**What to do:**
Copy each of the following entries word for word, with no changes.

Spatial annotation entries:
☆ ☆ ☆ ☆
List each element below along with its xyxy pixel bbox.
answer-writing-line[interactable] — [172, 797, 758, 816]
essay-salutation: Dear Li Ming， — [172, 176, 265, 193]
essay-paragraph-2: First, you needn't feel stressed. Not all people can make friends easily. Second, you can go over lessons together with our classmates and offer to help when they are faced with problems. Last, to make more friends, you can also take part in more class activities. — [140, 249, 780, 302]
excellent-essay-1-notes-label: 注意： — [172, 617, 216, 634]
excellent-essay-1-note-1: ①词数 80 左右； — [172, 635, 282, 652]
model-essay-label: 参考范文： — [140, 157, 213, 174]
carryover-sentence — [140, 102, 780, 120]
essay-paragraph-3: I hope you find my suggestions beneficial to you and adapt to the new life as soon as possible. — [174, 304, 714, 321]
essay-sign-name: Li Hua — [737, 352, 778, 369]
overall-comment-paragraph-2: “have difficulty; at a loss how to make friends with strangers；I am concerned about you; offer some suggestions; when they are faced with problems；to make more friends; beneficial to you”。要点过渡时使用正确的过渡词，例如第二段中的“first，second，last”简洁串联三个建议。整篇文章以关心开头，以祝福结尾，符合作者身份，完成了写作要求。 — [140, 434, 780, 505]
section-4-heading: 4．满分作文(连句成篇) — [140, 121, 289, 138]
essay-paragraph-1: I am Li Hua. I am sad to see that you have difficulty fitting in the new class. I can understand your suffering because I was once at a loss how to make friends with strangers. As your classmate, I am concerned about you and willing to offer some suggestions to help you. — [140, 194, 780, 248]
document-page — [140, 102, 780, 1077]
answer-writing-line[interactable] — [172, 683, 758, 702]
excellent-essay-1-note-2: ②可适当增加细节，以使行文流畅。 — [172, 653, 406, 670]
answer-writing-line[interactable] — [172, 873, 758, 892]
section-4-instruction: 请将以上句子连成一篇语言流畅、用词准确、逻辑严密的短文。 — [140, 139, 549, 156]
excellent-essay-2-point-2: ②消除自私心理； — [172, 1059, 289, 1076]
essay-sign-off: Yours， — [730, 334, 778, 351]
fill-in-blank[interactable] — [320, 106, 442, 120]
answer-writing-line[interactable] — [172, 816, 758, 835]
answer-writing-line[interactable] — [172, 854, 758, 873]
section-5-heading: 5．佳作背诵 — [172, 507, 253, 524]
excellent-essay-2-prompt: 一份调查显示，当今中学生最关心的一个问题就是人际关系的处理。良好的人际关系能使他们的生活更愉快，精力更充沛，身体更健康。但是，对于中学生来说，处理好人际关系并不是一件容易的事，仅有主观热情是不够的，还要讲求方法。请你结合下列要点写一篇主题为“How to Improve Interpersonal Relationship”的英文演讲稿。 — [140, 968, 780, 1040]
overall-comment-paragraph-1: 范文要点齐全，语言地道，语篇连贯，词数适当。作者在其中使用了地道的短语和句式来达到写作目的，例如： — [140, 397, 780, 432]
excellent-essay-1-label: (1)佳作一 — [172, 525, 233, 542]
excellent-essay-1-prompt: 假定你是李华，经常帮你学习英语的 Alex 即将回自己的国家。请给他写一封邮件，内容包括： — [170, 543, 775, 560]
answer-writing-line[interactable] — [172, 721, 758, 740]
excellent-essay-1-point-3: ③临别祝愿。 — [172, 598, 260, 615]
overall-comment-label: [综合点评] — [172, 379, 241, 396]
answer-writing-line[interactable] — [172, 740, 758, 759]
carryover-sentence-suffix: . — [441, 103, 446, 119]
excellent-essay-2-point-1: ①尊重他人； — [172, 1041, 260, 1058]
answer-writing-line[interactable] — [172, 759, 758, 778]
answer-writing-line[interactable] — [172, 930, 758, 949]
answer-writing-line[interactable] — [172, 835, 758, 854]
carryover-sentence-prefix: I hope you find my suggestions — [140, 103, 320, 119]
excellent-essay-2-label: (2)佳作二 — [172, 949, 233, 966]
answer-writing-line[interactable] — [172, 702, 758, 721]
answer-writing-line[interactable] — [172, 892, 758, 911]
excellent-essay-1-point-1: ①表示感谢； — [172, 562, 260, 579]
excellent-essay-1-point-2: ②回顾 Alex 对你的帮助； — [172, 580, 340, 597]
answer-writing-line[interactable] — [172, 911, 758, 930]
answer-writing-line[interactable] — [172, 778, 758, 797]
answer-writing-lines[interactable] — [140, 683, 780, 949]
☆ ☆ ☆ ☆
**Problem solution:**
List each element below along with its xyxy pixel bbox.
answer-writing-line[interactable] — [172, 797, 758, 816]
essay-salutation: Dear Li Ming， — [172, 176, 265, 193]
essay-paragraph-2: First, you needn't feel stressed. Not all people can make friends easily. Second, you can go over lessons together with our classmates and offer to help when they are faced with problems. Last, to make more friends, you can also take part in more class activities. — [140, 249, 780, 302]
excellent-essay-1-notes-label: 注意： — [172, 617, 216, 634]
excellent-essay-1-note-1: ①词数 80 左右； — [172, 635, 282, 652]
model-essay-label: 参考范文： — [140, 157, 213, 174]
carryover-sentence — [140, 102, 780, 120]
essay-paragraph-3: I hope you find my suggestions beneficial to you and adapt to the new life as soon as possible. — [174, 304, 714, 321]
essay-sign-name: Li Hua — [737, 352, 778, 369]
overall-comment-paragraph-2: “have difficulty; at a loss how to make friends with strangers；I am concerned about you; offer some suggestions; when they are faced with problems；to make more friends; beneficial to you”。要点过渡时使用正确的过渡词，例如第二段中的“first，second，last”简洁串联三个建议。整篇文章以关心开头，以祝福结尾，符合作者身份，完成了写作要求。 — [140, 434, 780, 505]
section-4-heading: 4．满分作文(连句成篇) — [140, 121, 289, 138]
essay-paragraph-1: I am Li Hua. I am sad to see that you have difficulty fitting in the new class. I can understand your suffering because I was once at a loss how to make friends with strangers. As your classmate, I am concerned about you and willing to offer some suggestions to help you. — [140, 194, 780, 248]
document-page — [140, 102, 780, 1077]
answer-writing-line[interactable] — [172, 683, 758, 702]
excellent-essay-1-note-2: ②可适当增加细节，以使行文流畅。 — [172, 653, 406, 670]
answer-writing-line[interactable] — [172, 873, 758, 892]
section-4-instruction: 请将以上句子连成一篇语言流畅、用词准确、逻辑严密的短文。 — [140, 139, 549, 156]
excellent-essay-2-point-2: ②消除自私心理； — [172, 1059, 289, 1076]
essay-sign-off: Yours， — [730, 334, 778, 351]
fill-in-blank[interactable] — [320, 106, 442, 120]
answer-writing-line[interactable] — [172, 816, 758, 835]
answer-writing-line[interactable] — [172, 854, 758, 873]
section-5-heading: 5．佳作背诵 — [172, 507, 253, 524]
excellent-essay-2-prompt: 一份调查显示，当今中学生最关心的一个问题就是人际关系的处理。良好的人际关系能使他们的生活更愉快，精力更充沛，身体更健康。但是，对于中学生来说，处理好人际关系并不是一件容易的事，仅有主观热情是不够的，还要讲求方法。请你结合下列要点写一篇主题为“How to Improve Interpersonal Relationship”的英文演讲稿。 — [140, 968, 780, 1040]
overall-comment-paragraph-1: 范文要点齐全，语言地道，语篇连贯，词数适当。作者在其中使用了地道的短语和句式来达到写作目的，例如： — [140, 397, 780, 432]
excellent-essay-1-label: (1)佳作一 — [172, 525, 233, 542]
excellent-essay-1-prompt: 假定你是李华，经常帮你学习英语的 Alex 即将回自己的国家。请给他写一封邮件，内容包括： — [170, 543, 775, 560]
answer-writing-line[interactable] — [172, 721, 758, 740]
excellent-essay-1-point-3: ③临别祝愿。 — [172, 598, 260, 615]
overall-comment-label: [综合点评] — [172, 379, 241, 396]
answer-writing-line[interactable] — [172, 740, 758, 759]
carryover-sentence-suffix: . — [441, 103, 446, 119]
excellent-essay-2-point-1: ①尊重他人； — [172, 1041, 260, 1058]
answer-writing-line[interactable] — [172, 759, 758, 778]
answer-writing-line[interactable] — [172, 930, 758, 949]
answer-writing-line[interactable] — [172, 835, 758, 854]
carryover-sentence-prefix: I hope you find my suggestions — [140, 103, 320, 119]
excellent-essay-2-label: (2)佳作二 — [172, 949, 233, 966]
answer-writing-line[interactable] — [172, 702, 758, 721]
answer-writing-line[interactable] — [172, 892, 758, 911]
excellent-essay-1-point-1: ①表示感谢； — [172, 562, 260, 579]
excellent-essay-1-point-2: ②回顾 Alex 对你的帮助； — [172, 580, 340, 597]
answer-writing-line[interactable] — [172, 911, 758, 930]
answer-writing-line[interactable] — [172, 778, 758, 797]
answer-writing-lines[interactable] — [140, 683, 780, 949]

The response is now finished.